-- Given request --
Quote the whole listing verbatim.

-- Records for the task --
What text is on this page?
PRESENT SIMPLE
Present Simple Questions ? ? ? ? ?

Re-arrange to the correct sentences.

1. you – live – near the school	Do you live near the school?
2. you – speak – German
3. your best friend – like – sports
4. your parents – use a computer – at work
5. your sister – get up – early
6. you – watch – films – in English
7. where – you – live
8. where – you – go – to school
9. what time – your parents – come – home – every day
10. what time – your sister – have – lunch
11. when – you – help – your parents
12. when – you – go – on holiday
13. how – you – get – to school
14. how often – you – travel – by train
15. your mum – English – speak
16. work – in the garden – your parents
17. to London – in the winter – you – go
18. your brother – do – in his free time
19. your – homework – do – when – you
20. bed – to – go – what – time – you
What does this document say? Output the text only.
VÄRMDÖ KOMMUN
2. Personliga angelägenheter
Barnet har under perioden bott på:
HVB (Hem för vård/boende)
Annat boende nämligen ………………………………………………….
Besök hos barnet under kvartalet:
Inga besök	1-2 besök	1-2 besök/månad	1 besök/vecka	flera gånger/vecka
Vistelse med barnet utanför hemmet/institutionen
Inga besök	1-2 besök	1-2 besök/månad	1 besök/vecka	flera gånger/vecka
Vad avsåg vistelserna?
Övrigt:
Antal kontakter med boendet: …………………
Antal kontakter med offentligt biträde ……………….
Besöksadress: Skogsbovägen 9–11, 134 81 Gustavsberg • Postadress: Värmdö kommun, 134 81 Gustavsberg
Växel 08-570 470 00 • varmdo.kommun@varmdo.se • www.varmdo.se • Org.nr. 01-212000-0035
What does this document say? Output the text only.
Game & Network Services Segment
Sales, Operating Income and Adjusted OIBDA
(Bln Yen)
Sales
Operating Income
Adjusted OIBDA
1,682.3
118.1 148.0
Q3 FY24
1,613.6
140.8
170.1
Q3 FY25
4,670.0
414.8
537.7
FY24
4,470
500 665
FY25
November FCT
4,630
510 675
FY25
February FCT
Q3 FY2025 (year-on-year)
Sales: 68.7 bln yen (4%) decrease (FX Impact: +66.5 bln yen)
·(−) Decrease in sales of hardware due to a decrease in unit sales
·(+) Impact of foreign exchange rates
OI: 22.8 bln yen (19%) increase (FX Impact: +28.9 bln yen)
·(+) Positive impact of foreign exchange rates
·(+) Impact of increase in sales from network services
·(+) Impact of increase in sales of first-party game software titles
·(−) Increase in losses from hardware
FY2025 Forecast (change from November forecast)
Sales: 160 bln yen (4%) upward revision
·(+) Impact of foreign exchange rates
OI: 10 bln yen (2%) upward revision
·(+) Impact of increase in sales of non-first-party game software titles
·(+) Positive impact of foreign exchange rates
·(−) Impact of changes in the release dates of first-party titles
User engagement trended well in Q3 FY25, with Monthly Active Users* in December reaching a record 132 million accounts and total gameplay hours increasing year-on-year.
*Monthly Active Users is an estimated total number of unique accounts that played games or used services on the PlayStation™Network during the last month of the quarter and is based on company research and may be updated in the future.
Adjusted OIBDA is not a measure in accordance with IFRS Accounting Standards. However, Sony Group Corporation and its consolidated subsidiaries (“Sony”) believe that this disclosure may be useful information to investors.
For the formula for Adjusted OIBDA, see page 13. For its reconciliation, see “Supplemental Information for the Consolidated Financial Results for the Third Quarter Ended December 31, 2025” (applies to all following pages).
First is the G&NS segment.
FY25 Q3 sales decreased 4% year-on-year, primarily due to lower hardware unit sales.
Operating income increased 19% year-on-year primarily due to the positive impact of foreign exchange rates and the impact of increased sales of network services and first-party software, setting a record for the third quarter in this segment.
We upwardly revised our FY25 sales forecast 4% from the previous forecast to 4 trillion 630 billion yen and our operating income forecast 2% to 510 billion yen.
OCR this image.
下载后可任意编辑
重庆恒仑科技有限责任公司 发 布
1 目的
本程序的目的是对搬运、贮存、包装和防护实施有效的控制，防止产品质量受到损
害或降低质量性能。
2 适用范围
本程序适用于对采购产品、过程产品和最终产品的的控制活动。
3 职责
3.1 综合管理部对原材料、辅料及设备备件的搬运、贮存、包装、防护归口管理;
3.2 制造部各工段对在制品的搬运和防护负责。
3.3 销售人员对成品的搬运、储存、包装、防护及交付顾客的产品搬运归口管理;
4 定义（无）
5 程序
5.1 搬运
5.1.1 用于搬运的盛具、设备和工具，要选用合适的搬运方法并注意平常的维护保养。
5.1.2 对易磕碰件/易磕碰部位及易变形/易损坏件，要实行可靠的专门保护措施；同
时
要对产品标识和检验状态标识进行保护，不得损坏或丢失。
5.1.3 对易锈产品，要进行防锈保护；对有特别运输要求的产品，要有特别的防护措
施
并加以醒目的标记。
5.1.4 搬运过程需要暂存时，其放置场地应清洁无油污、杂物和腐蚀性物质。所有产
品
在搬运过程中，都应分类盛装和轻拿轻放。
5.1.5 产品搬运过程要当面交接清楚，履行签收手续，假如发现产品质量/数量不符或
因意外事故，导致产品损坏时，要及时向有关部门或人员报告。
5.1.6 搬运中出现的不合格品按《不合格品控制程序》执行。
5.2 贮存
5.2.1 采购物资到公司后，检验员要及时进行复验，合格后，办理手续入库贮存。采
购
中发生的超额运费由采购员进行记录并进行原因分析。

-- Final result --
What text is on this page?
PRESENT SIMPLE
Present Simple Questions ? ? ? ? ?

Re-arrange to the correct sentences.

1. you – live – near the school	Do you live near the school?
2. you – speak – German
3. your best friend – like – sports
4. your parents – use a computer – at work
5. your sister – get up – early
6. you – watch – films – in English
7. where – you – live
8. where – you – go – to school
9. what time – your parents – come – home – every day
10. what time – your sister – have – lunch
11. when – you – help – your parents
12. when – you – go – on holiday
13. how – you – get – to school
14. how often – you – travel – by train
15. your mum – English – speak
16. work – in the garden – your parents
17. to London – in the winter – you – go
18. your brother – do – in his free time
19. your – homework – do – when – you
20. bed – to – go – what – time – you
What does this document say? Output the text only.
VÄRMDÖ KOMMUN
2. Personliga angelägenheter
Barnet har under perioden bott på:
HVB (Hem för vård/boende)
Annat boende nämligen ………………………………………………….
Besök hos barnet under kvartalet:
Inga besök	1-2 besök	1-2 besök/månad	1 besök/vecka	flera gånger/vecka
Vistelse med barnet utanför hemmet/institutionen
Inga besök	1-2 besök	1-2 besök/månad	1 besök/vecka	flera gånger/vecka
Vad avsåg vistelserna?
Övrigt:
Antal kontakter med boendet: …………………
Antal kontakter med offentligt biträde ……………….
Besöksadress: Skogsbovägen 9–11, 134 81 Gustavsberg • Postadress: Värmdö kommun, 134 81 Gustavsberg
Växel 08-570 470 00 • varmdo.kommun@varmdo.se • www.varmdo.se • Org.nr. 01-212000-0035
What does this document say? Output the text only.
Game & Network Services Segment
Sales, Operating Income and Adjusted OIBDA
(Bln Yen)
Sales
Operating Income
Adjusted OIBDA
1,682.3
118.1 148.0
Q3 FY24
1,613.6
140.8
170.1
Q3 FY25
4,670.0
414.8
537.7
FY24
4,470
500 665
FY25
November FCT
4,630
510 675
FY25
February FCT
Q3 FY2025 (year-on-year)
Sales: 68.7 bln yen (4%) decrease (FX Impact: +66.5 bln yen)
·(−) Decrease in sales of hardware due to a decrease in unit sales
·(+) Impact of foreign exchange rates
OI: 22.8 bln yen (19%) increase (FX Impact: +28.9 bln yen)
·(+) Positive impact of foreign exchange rates
·(+) Impact of increase in sales from network services
·(+) Impact of increase in sales of first-party game software titles
·(−) Increase in losses from hardware
FY2025 Forecast (change from November forecast)
Sales: 160 bln yen (4%) upward revision
·(+) Impact of foreign exchange rates
OI: 10 bln yen (2%) upward revision
·(+) Impact of increase in sales of non-first-party game software titles
·(+) Positive impact of foreign exchange rates
·(−) Impact of changes in the release dates of first-party titles
User engagement trended well in Q3 FY25, with Monthly Active Users* in December reaching a record 132 million accounts and total gameplay hours increasing year-on-year.
*Monthly Active Users is an estimated total number of unique accounts that played games or used services on the PlayStation™Network during the last month of the quarter and is based on company research and may be updated in the future.
Adjusted OIBDA is not a measure in accordance with IFRS Accounting Standards. However, Sony Group Corporation and its consolidated subsidiaries (“Sony”) believe that this disclosure may be useful information to investors.
For the formula for Adjusted OIBDA, see page 13. For its reconciliation, see “Supplemental Information for the Consolidated Financial Results for the Third Quarter Ended December 31, 2025” (applies to all following pages).
First is the G&NS segment.
FY25 Q3 sales decreased 4% year-on-year, primarily due to lower hardware unit sales.
Operating income increased 19% year-on-year primarily due to the positive impact of foreign exchange rates and the impact of increased sales of network services and first-party software, setting a record for the third quarter in this segment.
We upwardly revised our FY25 sales forecast 4% from the previous forecast to 4 trillion 630 billion yen and our operating income forecast 2% to 510 billion yen.
OCR this image.
下载后可任意编辑
重庆恒仑科技有限责任公司 发 布
1 目的
本程序的目的是对搬运、贮存、包装和防护实施有效的控制，防止产品质量受到损
害或降低质量性能。
2 适用范围
本程序适用于对采购产品、过程产品和最终产品的的控制活动。
3 职责
3.1 综合管理部对原材料、辅料及设备备件的搬运、贮存、包装、防护归口管理;
3.2 制造部各工段对在制品的搬运和防护负责。
3.3 销售人员对成品的搬运、储存、包装、防护及交付顾客的产品搬运归口管理;
4 定义（无）
5 程序
5.1 搬运
5.1.1 用于搬运的盛具、设备和工具，要选用合适的搬运方法并注意平常的维护保养。
5.1.2 对易磕碰件/易磕碰部位及易变形/易损坏件，要实行可靠的专门保护措施；同
时
要对产品标识和检验状态标识进行保护，不得损坏或丢失。
5.1.3 对易锈产品，要进行防锈保护；对有特别运输要求的产品，要有特别的防护措
施
并加以醒目的标记。
5.1.4 搬运过程需要暂存时，其放置场地应清洁无油污、杂物和腐蚀性物质。所有产
品
在搬运过程中，都应分类盛装和轻拿轻放。
5.1.5 产品搬运过程要当面交接清楚，履行签收手续，假如发现产品质量/数量不符或
因意外事故，导致产品损坏时，要及时向有关部门或人员报告。
5.1.6 搬运中出现的不合格品按《不合格品控制程序》执行。
5.2 贮存
5.2.1 采购物资到公司后，检验员要及时进行复验，合格后，办理手续入库贮存。采
购
中发生的超额运费由采购员进行记录并进行原因分析。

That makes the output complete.